Data provided:
+===+

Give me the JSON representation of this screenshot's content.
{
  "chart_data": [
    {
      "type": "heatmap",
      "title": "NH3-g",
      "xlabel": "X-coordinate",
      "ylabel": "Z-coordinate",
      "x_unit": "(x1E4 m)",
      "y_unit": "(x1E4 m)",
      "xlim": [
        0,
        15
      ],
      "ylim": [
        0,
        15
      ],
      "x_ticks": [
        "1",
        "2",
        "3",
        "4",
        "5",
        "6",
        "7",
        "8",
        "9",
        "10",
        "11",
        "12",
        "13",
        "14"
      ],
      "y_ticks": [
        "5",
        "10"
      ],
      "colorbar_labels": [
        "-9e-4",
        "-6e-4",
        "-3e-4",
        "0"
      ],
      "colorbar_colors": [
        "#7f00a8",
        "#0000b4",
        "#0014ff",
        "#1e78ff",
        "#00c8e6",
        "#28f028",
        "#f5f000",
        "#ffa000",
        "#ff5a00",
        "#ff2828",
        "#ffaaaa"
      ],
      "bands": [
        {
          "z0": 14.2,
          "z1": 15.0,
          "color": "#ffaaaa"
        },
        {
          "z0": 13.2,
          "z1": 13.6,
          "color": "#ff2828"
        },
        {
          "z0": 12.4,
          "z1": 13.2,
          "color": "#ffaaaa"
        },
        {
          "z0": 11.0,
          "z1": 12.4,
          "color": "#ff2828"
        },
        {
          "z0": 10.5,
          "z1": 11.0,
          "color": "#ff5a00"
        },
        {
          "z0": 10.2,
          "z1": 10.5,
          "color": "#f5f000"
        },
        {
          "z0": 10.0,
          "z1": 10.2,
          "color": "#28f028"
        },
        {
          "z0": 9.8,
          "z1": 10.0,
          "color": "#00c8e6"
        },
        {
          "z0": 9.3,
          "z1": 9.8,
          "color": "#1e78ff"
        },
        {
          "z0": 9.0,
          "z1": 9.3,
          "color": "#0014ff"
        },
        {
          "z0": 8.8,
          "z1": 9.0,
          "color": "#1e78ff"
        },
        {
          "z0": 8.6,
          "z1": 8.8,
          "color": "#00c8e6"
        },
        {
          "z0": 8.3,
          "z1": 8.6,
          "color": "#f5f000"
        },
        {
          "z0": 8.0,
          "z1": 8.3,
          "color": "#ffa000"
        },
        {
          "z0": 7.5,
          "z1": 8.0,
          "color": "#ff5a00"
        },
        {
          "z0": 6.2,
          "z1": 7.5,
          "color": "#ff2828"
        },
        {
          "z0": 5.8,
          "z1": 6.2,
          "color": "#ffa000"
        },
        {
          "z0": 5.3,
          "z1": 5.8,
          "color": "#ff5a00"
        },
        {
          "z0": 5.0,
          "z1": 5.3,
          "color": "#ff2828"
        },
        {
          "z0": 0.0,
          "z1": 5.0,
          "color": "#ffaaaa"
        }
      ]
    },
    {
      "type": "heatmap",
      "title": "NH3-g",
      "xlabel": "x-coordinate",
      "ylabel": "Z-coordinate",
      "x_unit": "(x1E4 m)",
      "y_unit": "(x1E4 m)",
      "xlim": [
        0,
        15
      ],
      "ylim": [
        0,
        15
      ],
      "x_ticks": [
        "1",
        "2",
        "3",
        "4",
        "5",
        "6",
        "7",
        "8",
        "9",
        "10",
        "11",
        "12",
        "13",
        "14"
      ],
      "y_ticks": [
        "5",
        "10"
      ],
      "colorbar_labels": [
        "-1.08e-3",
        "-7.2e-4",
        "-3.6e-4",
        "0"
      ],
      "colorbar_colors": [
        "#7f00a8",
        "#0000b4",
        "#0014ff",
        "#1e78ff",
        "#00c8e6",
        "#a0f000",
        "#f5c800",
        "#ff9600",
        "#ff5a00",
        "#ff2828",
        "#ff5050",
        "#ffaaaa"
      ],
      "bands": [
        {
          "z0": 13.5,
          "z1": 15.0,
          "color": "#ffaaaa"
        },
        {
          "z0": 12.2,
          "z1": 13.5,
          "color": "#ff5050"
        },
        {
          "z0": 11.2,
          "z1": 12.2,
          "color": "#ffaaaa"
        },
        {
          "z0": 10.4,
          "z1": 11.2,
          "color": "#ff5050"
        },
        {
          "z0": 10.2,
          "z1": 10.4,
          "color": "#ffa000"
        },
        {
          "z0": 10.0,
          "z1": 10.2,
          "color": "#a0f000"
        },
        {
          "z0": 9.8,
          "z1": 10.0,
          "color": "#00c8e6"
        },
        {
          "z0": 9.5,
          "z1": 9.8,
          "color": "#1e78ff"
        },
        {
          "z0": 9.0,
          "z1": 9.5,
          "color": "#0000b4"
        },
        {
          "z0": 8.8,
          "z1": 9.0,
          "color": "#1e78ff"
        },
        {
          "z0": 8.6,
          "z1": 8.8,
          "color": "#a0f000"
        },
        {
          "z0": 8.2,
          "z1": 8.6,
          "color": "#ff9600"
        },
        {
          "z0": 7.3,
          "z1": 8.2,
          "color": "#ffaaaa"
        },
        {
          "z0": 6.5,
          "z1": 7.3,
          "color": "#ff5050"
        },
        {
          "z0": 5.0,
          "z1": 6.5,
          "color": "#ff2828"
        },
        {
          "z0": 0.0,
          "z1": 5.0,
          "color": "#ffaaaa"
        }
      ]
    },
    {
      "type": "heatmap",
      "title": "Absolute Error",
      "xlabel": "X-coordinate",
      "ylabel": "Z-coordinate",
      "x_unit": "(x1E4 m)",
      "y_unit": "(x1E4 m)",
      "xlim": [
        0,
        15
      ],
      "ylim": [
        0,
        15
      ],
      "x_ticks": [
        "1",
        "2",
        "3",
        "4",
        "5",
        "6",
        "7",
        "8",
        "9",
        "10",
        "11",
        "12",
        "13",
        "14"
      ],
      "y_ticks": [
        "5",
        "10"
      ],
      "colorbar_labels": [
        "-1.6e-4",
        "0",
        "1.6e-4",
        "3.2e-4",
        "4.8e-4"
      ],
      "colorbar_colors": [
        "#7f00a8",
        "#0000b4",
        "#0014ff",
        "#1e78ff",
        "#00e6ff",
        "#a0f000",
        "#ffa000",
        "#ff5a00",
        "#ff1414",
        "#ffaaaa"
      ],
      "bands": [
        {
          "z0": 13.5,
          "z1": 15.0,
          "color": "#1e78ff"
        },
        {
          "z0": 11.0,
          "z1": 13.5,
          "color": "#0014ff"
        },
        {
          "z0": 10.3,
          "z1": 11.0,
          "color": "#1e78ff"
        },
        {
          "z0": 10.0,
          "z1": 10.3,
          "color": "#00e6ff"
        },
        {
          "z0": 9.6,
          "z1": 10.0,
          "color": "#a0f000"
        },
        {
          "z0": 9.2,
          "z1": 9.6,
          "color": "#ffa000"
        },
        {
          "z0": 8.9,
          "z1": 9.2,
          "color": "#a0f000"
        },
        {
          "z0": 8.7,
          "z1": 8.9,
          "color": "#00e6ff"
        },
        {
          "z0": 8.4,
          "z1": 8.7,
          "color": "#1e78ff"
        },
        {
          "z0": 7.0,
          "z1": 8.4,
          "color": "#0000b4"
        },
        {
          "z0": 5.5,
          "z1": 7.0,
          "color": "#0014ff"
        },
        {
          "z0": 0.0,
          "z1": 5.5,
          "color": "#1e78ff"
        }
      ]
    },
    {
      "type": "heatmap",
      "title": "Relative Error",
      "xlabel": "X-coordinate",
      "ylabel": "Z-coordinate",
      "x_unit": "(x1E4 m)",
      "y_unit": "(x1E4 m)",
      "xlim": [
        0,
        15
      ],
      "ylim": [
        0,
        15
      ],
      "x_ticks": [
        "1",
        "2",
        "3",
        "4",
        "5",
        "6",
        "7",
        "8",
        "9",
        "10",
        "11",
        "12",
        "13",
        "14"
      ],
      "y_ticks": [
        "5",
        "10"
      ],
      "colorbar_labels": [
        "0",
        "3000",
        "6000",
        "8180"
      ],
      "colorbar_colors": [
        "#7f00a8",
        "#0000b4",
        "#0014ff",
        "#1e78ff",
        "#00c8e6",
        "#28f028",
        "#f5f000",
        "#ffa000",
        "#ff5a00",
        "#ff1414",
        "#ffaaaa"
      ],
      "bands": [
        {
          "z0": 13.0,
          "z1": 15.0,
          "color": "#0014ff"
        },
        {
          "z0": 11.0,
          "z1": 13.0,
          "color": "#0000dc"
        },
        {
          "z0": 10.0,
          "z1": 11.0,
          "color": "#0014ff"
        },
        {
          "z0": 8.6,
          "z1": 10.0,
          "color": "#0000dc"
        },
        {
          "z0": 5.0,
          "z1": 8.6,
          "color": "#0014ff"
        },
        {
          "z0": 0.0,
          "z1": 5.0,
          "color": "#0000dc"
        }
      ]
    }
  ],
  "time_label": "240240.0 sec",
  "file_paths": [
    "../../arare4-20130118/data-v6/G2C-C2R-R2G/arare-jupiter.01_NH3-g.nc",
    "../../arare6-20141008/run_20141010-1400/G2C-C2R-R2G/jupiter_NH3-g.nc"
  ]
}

+===+

Task description: Search the records for the word "title". Copy every line that has it.

Complete response:
      "title": "NH3-g",
      "title": "NH3-g",
      "title": "Absolute Error",
      "title": "Relative Error",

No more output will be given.